Data shown =
★ ★ ★ ★ ★ ★ ★

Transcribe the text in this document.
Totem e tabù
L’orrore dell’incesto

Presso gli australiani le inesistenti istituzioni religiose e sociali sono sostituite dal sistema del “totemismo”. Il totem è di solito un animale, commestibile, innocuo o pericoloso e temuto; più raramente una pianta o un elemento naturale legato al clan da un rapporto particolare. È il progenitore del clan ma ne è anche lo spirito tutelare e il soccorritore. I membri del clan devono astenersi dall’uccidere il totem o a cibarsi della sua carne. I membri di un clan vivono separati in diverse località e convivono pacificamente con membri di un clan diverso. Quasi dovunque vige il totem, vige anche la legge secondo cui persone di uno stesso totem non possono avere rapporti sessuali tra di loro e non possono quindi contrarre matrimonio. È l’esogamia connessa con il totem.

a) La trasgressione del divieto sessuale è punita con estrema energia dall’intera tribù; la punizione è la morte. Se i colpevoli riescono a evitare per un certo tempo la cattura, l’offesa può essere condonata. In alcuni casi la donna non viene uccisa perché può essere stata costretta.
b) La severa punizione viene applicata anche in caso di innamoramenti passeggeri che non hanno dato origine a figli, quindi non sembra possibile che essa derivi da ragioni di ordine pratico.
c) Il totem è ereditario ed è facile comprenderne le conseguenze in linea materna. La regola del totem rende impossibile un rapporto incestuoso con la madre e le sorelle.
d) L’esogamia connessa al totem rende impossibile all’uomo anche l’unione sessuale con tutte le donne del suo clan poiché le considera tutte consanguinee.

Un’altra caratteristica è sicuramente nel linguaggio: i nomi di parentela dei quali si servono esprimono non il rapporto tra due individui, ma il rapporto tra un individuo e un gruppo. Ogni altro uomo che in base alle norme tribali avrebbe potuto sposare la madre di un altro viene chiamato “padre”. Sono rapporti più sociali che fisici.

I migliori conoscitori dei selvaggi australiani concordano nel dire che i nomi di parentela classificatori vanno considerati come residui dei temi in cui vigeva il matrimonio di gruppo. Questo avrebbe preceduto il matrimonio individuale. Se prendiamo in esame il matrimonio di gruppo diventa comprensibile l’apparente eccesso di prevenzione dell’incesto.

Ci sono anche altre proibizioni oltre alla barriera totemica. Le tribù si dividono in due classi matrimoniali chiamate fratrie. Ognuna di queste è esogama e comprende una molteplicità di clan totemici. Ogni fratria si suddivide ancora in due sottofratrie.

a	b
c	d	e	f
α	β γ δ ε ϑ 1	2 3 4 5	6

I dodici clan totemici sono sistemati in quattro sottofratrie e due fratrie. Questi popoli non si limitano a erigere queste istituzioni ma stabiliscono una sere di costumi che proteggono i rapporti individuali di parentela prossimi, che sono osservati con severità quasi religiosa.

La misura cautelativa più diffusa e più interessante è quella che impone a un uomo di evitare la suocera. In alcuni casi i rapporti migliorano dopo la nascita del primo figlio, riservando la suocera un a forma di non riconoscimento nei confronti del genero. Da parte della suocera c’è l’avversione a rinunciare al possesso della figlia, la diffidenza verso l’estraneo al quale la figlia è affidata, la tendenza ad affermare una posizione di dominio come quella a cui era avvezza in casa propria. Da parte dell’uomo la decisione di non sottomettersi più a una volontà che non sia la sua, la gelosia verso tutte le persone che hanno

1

★ ★ ★ ★ ★ ★ ★

What is being asked =
Find how many of the lines above have the word "totemici" in them. State only that number.

Solution =
2